═══ Data extract ═══

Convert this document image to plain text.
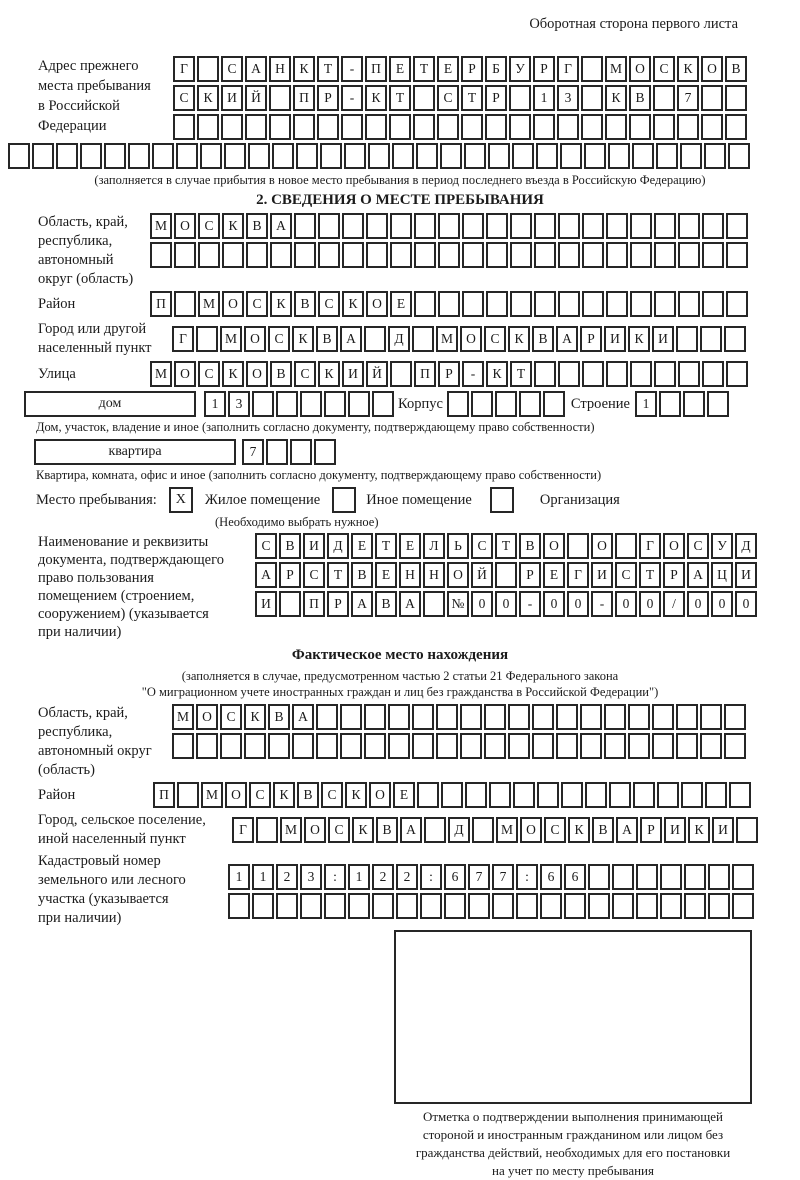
Оборотная сторона первого листа
Адрес прежнего
места пребывания
в Российской
Федерации
Г	С	А	Н	К	Т	-	П	Е	Т	Е	Р	Б	У	Р	Г	М О	С	К	О	В
С	К	И	Й	П	Р	-	К	Т	С	Т	Р	1	3	К	В	7
(заполняется в случае прибытия в новое место пребывания в период последнего въезда в Российскую Федерацию)
2. СВЕДЕНИЯ О МЕСТЕ ПРЕБЫВАНИЯ
Область, край,
республика,
автономный
округ (область)
М О	С	К	В	А
Район	П	М О	С	К	В	С	К	О	Е
Город или другой
населенный пункт
Г	М О	С	К	В	А	Д	М О	С	К	В	А	Р	И	К	И
Улица	М О	С	К	О	В	С	К	И	Й	П	Р	-	К	Т
дом	1	3	Корпус	Строение 1
Дом, участок, владение и иное (заполнить согласно документу, подтверждающему право собственности)
квартира	7
Квартира, комната, офис и иное (заполнить согласно документу, подтверждающему право собственности)
Место пребывания:	X	Жилое помещение	Иное помещение	Организация
(Необходимо выбрать нужное)
Наименование и реквизиты
документа, подтверждающего
право пользования
помещением (строением,
сооружением) (указывается
при наличии)
С	В	И	Д	Е	Т	Е	Л	Ь	С	Т	В	О	О	Г	О	С	У	Д
А	Р	С	Т	В	Е	Н	Н	О	Й	Р	Е	Г	И	С	Т	Р	А	Ц	И
И	П	Р	А	В	А	№	0	0	-	0	0	-	0	0	/	0	0	0
Фактическое место нахождения
(заполняется в случае, предусмотренном частью 2 статьи 21 Федерального закона
"О миграционном учете иностранных граждан и лиц без гражданства в Российской Федерации")
Область, край,
республика,
автономный округ
(область)
М О	С	К	В	А
Район	П	М О	С	К	В	С	К	О	Е
Город, сельское поселение,
иной населенный пункт
Г	М О	С	К	В	А	Д	М О	С	К	В	А	Р	И	К	И
Кадастровый номер
земельного или лесного
участка (указывается
при наличии)
1	1	2	3	:	1	2	2	:	6	7	7	:	6	6
Отметка о подтверждении выполнения принимающей
стороной и иностранным гражданином или лицом без
гражданства действий, необходимых для его постановки
на учет по месту пребывания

═══

Pictures are not part of the copy; output everything else in the records exactly.

Convert this document image to plain text.
Оборотная сторона первого листа
Адрес прежнего
места пребывания
в Российской
Федерации
Г	С	А	Н	К	Т	-	П	Е	Т	Е	Р	Б	У	Р	Г	М О	С	К	О	В
С	К	И	Й	П	Р	-	К	Т	С	Т	Р	1	3	К	В	7
(заполняется в случае прибытия в новое место пребывания в период последнего въезда в Российскую Федерацию)
2. СВЕДЕНИЯ О МЕСТЕ ПРЕБЫВАНИЯ
Область, край,
республика,
автономный
округ (область)
М О	С	К	В	А
Район	П	М О	С	К	В	С	К	О	Е
Город или другой
населенный пункт
Г	М О	С	К	В	А	Д	М О	С	К	В	А	Р	И	К	И
Улица	М О	С	К	О	В	С	К	И	Й	П	Р	-	К	Т
дом	1	3	Корпус	Строение 1
Дом, участок, владение и иное (заполнить согласно документу, подтверждающему право собственности)
квартира	7
Квартира, комната, офис и иное (заполнить согласно документу, подтверждающему право собственности)
Место пребывания:	X	Жилое помещение	Иное помещение	Организация
(Необходимо выбрать нужное)
Наименование и реквизиты
документа, подтверждающего
право пользования
помещением (строением,
сооружением) (указывается
при наличии)
С	В	И	Д	Е	Т	Е	Л	Ь	С	Т	В	О	О	Г	О	С	У	Д
А	Р	С	Т	В	Е	Н	Н	О	Й	Р	Е	Г	И	С	Т	Р	А	Ц	И
И	П	Р	А	В	А	№	0	0	-	0	0	-	0	0	/	0	0	0
Фактическое место нахождения
(заполняется в случае, предусмотренном частью 2 статьи 21 Федерального закона
"О миграционном учете иностранных граждан и лиц без гражданства в Российской Федерации")
Область, край,
республика,
автономный округ
(область)
М О	С	К	В	А
Район	П	М О	С	К	В	С	К	О	Е
Город, сельское поселение,
иной населенный пункт
Г	М О	С	К	В	А	Д	М О	С	К	В	А	Р	И	К	И
Кадастровый номер
земельного или лесного
участка (указывается
при наличии)
1	1	2	3	:	1	2	2	:	6	7	7	:	6	6
Отметка о подтверждении выполнения принимающей
стороной и иностранным гражданином или лицом без
гражданства действий, необходимых для его постановки
на учет по месту пребывания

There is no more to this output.